» **What needs to be done**
Using the records below, locate all lines containing "Input" and return them.
* BEGIN *
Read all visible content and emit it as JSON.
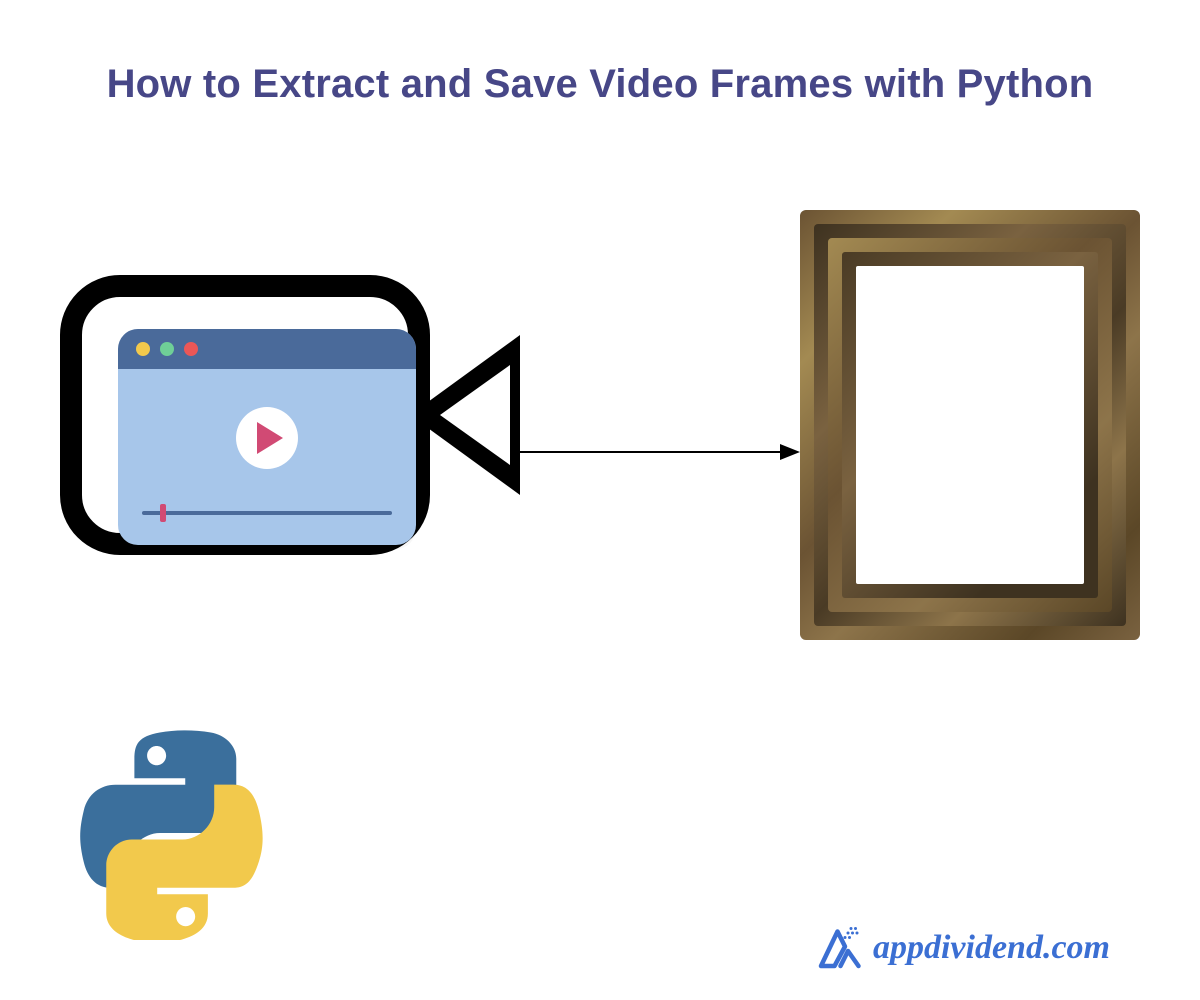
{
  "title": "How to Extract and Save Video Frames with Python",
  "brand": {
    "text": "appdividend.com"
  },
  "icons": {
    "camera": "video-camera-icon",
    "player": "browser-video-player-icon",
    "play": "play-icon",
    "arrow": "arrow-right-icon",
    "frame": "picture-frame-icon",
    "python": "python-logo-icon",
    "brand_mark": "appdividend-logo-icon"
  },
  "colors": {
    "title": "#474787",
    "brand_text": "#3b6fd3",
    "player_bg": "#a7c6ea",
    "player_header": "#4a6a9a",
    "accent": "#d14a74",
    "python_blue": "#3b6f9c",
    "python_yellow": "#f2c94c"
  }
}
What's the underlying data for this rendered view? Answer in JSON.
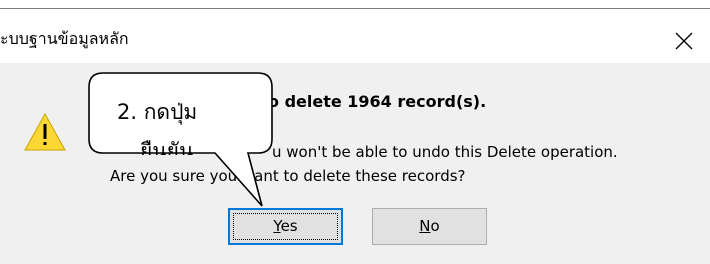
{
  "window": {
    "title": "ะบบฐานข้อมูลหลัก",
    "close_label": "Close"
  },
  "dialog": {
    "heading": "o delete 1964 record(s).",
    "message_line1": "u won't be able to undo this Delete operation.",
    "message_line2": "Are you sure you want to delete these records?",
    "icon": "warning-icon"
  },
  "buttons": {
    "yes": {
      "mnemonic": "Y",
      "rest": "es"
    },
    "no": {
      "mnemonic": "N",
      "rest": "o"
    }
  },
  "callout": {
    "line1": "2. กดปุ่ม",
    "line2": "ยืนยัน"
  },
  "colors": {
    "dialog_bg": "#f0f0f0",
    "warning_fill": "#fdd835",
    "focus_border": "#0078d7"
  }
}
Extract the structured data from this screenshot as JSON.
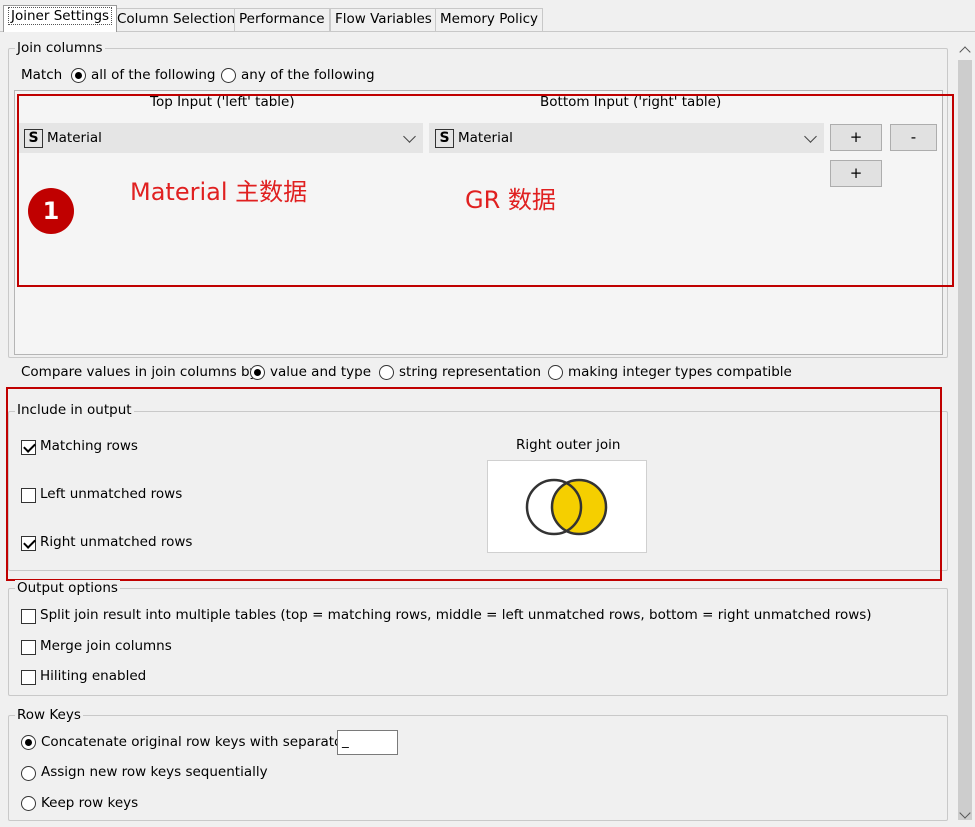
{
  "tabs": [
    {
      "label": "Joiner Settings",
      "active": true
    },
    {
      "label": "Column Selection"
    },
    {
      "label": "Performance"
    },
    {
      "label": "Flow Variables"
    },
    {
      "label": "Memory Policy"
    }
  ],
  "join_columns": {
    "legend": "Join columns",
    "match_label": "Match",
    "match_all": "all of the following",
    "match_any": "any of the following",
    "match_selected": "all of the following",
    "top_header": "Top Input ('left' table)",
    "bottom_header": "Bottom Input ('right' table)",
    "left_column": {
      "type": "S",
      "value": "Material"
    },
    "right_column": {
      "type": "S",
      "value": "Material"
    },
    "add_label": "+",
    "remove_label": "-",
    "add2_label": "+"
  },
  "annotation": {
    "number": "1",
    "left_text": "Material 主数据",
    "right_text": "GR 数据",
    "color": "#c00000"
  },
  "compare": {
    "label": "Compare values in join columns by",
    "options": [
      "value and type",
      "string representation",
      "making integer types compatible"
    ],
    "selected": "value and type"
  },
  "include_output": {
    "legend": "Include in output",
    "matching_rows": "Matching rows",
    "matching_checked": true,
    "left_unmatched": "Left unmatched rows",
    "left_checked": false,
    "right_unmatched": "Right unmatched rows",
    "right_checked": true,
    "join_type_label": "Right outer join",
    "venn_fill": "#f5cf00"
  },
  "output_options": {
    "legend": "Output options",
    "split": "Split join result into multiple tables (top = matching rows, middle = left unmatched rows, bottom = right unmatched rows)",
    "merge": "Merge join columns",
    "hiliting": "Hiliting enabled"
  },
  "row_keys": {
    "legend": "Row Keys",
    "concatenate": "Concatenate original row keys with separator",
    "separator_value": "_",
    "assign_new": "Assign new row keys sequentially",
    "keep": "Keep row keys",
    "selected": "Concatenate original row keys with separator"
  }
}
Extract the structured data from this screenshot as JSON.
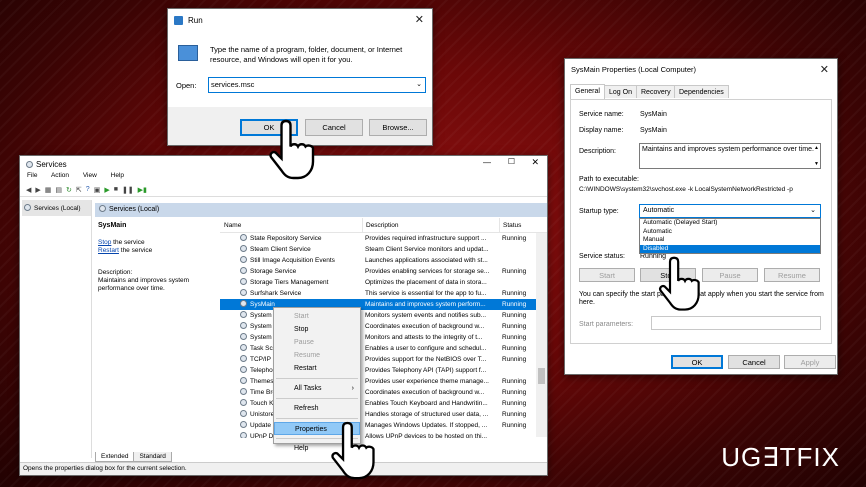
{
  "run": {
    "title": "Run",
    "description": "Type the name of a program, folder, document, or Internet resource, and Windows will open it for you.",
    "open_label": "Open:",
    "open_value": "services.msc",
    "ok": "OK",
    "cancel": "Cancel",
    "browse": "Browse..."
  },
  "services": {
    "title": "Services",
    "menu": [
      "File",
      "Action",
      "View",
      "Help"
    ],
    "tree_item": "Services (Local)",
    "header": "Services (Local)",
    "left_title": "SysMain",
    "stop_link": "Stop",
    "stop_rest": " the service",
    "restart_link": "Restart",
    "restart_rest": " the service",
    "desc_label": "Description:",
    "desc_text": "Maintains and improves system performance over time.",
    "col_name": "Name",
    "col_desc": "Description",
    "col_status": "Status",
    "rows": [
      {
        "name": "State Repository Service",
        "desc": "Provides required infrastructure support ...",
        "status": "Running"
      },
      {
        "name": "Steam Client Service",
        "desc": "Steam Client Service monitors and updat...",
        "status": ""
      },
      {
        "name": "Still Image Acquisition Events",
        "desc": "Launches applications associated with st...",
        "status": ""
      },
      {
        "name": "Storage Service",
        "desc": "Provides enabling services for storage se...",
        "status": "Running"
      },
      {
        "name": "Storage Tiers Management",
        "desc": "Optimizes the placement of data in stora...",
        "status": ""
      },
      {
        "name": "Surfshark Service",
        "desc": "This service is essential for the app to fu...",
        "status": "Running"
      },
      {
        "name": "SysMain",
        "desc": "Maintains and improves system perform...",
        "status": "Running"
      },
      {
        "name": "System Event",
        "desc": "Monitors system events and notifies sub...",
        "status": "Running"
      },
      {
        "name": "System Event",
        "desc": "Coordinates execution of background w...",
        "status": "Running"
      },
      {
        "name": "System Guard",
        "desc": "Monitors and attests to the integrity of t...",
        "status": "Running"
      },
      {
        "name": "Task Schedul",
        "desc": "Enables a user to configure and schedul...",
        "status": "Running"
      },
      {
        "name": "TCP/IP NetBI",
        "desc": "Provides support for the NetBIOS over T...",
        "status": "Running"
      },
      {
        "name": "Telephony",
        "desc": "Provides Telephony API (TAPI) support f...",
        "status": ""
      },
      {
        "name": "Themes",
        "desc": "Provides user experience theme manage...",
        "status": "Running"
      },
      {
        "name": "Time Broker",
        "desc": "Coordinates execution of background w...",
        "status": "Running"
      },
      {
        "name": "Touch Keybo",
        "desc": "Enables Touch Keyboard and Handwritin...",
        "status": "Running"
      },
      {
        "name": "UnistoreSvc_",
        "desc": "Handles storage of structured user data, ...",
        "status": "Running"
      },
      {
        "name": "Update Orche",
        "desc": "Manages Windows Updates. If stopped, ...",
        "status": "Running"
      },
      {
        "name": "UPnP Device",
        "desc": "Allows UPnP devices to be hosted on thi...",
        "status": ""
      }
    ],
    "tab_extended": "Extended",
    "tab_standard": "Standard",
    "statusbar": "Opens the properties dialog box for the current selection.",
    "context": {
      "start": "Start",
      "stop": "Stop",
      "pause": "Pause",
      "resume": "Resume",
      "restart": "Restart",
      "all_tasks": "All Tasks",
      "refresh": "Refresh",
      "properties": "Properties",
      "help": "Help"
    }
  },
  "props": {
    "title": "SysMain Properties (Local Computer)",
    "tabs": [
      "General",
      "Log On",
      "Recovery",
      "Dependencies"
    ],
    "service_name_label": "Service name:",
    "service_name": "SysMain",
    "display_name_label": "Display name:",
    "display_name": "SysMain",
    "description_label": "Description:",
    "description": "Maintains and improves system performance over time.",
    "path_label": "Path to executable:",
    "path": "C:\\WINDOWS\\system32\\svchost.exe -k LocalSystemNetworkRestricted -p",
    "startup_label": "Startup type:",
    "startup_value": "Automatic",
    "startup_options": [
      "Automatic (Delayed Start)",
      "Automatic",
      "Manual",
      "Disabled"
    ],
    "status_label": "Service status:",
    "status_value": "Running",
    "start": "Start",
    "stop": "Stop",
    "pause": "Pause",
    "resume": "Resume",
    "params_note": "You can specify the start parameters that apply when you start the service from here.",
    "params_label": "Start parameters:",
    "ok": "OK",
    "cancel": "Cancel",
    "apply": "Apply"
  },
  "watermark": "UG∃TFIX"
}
* END *
* BEGIN *
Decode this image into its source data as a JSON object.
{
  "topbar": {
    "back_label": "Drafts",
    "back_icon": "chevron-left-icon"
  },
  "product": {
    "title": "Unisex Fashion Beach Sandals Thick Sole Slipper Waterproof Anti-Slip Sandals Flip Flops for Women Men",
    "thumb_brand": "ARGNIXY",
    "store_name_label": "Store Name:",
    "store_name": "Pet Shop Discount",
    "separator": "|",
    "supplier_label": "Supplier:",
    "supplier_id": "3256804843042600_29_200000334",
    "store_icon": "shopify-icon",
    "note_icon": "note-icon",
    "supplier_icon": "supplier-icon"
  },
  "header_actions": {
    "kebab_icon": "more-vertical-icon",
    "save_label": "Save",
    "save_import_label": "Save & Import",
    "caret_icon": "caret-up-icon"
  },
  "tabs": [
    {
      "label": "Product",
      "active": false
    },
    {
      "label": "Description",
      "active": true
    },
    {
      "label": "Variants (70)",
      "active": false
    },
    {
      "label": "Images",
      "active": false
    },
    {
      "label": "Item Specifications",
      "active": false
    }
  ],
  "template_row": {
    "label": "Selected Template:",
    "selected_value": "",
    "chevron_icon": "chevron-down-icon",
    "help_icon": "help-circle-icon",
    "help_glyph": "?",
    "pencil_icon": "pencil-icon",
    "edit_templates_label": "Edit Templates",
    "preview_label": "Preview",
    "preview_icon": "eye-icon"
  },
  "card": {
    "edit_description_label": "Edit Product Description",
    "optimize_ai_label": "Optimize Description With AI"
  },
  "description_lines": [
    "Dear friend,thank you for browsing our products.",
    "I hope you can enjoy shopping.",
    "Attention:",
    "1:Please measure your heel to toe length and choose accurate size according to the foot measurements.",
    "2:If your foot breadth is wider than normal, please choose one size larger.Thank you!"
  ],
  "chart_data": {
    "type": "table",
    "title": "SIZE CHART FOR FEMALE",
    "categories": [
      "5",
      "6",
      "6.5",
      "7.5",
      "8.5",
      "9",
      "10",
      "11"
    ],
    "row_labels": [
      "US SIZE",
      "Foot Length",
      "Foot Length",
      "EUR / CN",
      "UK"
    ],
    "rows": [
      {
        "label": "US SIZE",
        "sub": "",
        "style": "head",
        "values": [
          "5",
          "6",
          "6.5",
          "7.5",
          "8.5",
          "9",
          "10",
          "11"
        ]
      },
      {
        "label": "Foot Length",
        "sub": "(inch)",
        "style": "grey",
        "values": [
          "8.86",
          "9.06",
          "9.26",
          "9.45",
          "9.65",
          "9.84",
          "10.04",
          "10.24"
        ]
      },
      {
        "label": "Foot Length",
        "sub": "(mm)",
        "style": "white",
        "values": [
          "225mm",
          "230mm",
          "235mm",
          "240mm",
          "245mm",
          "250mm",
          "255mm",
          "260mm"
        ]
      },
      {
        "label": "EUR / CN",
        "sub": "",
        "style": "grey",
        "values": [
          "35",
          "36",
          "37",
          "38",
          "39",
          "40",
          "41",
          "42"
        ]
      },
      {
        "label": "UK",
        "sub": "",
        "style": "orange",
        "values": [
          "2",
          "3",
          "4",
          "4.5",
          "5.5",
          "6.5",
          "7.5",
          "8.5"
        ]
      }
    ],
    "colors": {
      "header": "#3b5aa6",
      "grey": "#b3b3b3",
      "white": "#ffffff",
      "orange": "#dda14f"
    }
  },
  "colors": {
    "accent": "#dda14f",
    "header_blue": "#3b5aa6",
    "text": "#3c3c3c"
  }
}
* END *
» **Expected output**
    "top_header": "Top Input ('left' table)",
    "bottom_header": "Bottom Input ('right' table)",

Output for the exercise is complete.